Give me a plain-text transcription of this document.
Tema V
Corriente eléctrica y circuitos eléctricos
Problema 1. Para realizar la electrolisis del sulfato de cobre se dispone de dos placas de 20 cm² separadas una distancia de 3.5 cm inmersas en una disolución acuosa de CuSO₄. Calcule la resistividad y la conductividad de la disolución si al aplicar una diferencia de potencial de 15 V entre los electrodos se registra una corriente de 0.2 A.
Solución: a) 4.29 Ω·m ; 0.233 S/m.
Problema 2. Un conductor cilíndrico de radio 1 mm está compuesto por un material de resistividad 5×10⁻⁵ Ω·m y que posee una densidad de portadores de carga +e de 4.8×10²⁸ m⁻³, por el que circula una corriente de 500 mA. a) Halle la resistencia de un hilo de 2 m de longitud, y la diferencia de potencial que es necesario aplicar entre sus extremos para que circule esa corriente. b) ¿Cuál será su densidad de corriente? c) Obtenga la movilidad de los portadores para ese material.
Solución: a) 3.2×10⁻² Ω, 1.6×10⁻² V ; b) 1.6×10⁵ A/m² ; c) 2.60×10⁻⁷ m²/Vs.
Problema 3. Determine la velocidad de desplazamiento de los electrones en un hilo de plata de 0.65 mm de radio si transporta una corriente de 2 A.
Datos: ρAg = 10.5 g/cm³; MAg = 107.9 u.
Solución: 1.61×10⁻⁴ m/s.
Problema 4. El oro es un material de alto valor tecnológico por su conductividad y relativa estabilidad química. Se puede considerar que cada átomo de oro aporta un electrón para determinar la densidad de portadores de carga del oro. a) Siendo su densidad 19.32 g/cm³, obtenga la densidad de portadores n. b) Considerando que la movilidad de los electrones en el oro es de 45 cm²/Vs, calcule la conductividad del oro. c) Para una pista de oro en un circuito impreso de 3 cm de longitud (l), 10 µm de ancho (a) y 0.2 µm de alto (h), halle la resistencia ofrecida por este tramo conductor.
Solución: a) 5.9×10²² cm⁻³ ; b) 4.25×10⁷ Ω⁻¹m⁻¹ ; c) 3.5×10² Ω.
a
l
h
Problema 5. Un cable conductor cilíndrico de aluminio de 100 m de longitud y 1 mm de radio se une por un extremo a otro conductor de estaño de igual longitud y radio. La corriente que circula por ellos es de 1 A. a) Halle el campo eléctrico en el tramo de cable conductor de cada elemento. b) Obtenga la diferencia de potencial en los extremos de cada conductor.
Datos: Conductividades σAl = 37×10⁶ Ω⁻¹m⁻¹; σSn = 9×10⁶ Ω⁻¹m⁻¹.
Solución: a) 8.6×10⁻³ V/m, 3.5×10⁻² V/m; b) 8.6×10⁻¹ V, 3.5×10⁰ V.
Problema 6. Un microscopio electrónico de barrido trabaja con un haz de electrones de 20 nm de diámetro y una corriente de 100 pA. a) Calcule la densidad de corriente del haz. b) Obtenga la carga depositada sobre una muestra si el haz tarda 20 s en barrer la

══════════════════════════════

◆ **EXERCISE BRIEF**: Write the entries again, exactly as they stand.

◆ **ANSWER BELOW**:
Give me a plain-text transcription of this document.
Tema V
Corriente eléctrica y circuitos eléctricos
Problema 1. Para realizar la electrolisis del sulfato de cobre se dispone de dos placas de 20 cm² separadas una distancia de 3.5 cm inmersas en una disolución acuosa de CuSO₄. Calcule la resistividad y la conductividad de la disolución si al aplicar una diferencia de potencial de 15 V entre los electrodos se registra una corriente de 0.2 A.
Solución: a) 4.29 Ω·m ; 0.233 S/m.
Problema 2. Un conductor cilíndrico de radio 1 mm está compuesto por un material de resistividad 5×10⁻⁵ Ω·m y que posee una densidad de portadores de carga +e de 4.8×10²⁸ m⁻³, por el que circula una corriente de 500 mA. a) Halle la resistencia de un hilo de 2 m de longitud, y la diferencia de potencial que es necesario aplicar entre sus extremos para que circule esa corriente. b) ¿Cuál será su densidad de corriente? c) Obtenga la movilidad de los portadores para ese material.
Solución: a) 3.2×10⁻² Ω, 1.6×10⁻² V ; b) 1.6×10⁵ A/m² ; c) 2.60×10⁻⁷ m²/Vs.
Problema 3. Determine la velocidad de desplazamiento de los electrones en un hilo de plata de 0.65 mm de radio si transporta una corriente de 2 A.
Datos: ρAg = 10.5 g/cm³; MAg = 107.9 u.
Solución: 1.61×10⁻⁴ m/s.
Problema 4. El oro es un material de alto valor tecnológico por su conductividad y relativa estabilidad química. Se puede considerar que cada átomo de oro aporta un electrón para determinar la densidad de portadores de carga del oro. a) Siendo su densidad 19.32 g/cm³, obtenga la densidad de portadores n. b) Considerando que la movilidad de los electrones en el oro es de 45 cm²/Vs, calcule la conductividad del oro. c) Para una pista de oro en un circuito impreso de 3 cm de longitud (l), 10 µm de ancho (a) y 0.2 µm de alto (h), halle la resistencia ofrecida por este tramo conductor.
Solución: a) 5.9×10²² cm⁻³ ; b) 4.25×10⁷ Ω⁻¹m⁻¹ ; c) 3.5×10² Ω.
a
l
h
Problema 5. Un cable conductor cilíndrico de aluminio de 100 m de longitud y 1 mm de radio se une por un extremo a otro conductor de estaño de igual longitud y radio. La corriente que circula por ellos es de 1 A. a) Halle el campo eléctrico en el tramo de cable conductor de cada elemento. b) Obtenga la diferencia de potencial en los extremos de cada conductor.
Datos: Conductividades σAl = 37×10⁶ Ω⁻¹m⁻¹; σSn = 9×10⁶ Ω⁻¹m⁻¹.
Solución: a) 8.6×10⁻³ V/m, 3.5×10⁻² V/m; b) 8.6×10⁻¹ V, 3.5×10⁰ V.
Problema 6. Un microscopio electrónico de barrido trabaja con un haz de electrones de 20 nm de diámetro y una corriente de 100 pA. a) Calcule la densidad de corriente del haz. b) Obtenga la carga depositada sobre una muestra si el haz tarda 20 s en barrer la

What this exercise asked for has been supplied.